● **SHORT EXERCISE**: Exactly as they appear, output all of the records. Skip any images.

● **INFORMATION GIVEN**:
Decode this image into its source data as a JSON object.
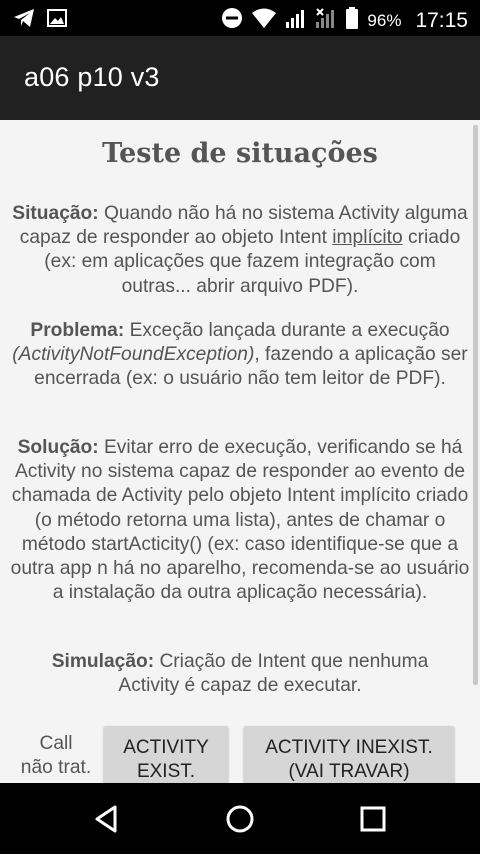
{
  "status_bar": {
    "battery": "96%",
    "time": "17:15",
    "icons": [
      "telegram-icon",
      "gallery-icon",
      "do-not-disturb-icon",
      "wifi-icon",
      "signal-icon",
      "signal-x-icon",
      "battery-icon"
    ]
  },
  "app_bar": {
    "title": "a06 p10 v3"
  },
  "main": {
    "title": "Teste de situações",
    "situacao": {
      "label": "Situação:",
      "text1": " Quando não há no sistema Activity alguma capaz de responder ao objeto Intent ",
      "underlined": "implícito",
      "text2": " criado (ex: em aplicações que fazem integração com outras... abrir arquivo PDF)."
    },
    "problema": {
      "label": "Problema:",
      "text1": " Exceção lançada durante a execução ",
      "italic": "(ActivityNotFoundException)",
      "text2": ", fazendo a aplicação ser encerrada (ex: o usuário não tem leitor de PDF)."
    },
    "solucao": {
      "label": "Solução:",
      "text": " Evitar erro de execução, verificando se há Activity no sistema capaz de responder ao evento de chamada de Activity pelo objeto Intent implícito criado (o método retorna uma lista), antes de chamar o método startActicity() (ex: caso identifique-se que a outra app n há no aparelho, recomenda-se ao usuário a instalação da outra aplicação necessária)."
    },
    "simulacao": {
      "label": "Simulação:",
      "text": " Criação de Intent que nenhuma Activity é capaz de executar."
    },
    "bottom_label": "Call\nnão trat.",
    "buttons": {
      "exist": "ACTIVITY\nEXIST.",
      "inexist": "ACTIVITY INEXIST.\n(VAI TRAVAR)"
    }
  },
  "nav_bar": {
    "icons": [
      "back-icon",
      "home-icon",
      "recents-icon"
    ]
  }
}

● **RESULT OF THIS EXERCISE**:
Decode this image into its source data as a JSON object.
{
  "status_bar": {
    "battery": "96%",
    "time": "17:15",
    "icons": [
      "telegram-icon",
      "gallery-icon",
      "do-not-disturb-icon",
      "wifi-icon",
      "signal-icon",
      "signal-x-icon",
      "battery-icon"
    ]
  },
  "app_bar": {
    "title": "a06 p10 v3"
  },
  "main": {
    "title": "Teste de situações",
    "situacao": {
      "label": "Situação:",
      "text1": " Quando não há no sistema Activity alguma capaz de responder ao objeto Intent ",
      "underlined": "implícito",
      "text2": " criado (ex: em aplicações que fazem integração com outras... abrir arquivo PDF)."
    },
    "problema": {
      "label": "Problema:",
      "text1": " Exceção lançada durante a execução ",
      "italic": "(ActivityNotFoundException)",
      "text2": ", fazendo a aplicação ser encerrada (ex: o usuário não tem leitor de PDF)."
    },
    "solucao": {
      "label": "Solução:",
      "text": " Evitar erro de execução, verificando se há Activity no sistema capaz de responder ao evento de chamada de Activity pelo objeto Intent implícito criado (o método retorna uma lista), antes de chamar o método startActicity() (ex: caso identifique-se que a outra app n há no aparelho, recomenda-se ao usuário a instalação da outra aplicação necessária)."
    },
    "simulacao": {
      "label": "Simulação:",
      "text": " Criação de Intent que nenhuma Activity é capaz de executar."
    },
    "bottom_label": "Call\nnão trat.",
    "buttons": {
      "exist": "ACTIVITY\nEXIST.",
      "inexist": "ACTIVITY INEXIST.\n(VAI TRAVAR)"
    }
  },
  "nav_bar": {
    "icons": [
      "back-icon",
      "home-icon",
      "recents-icon"
    ]
  }
}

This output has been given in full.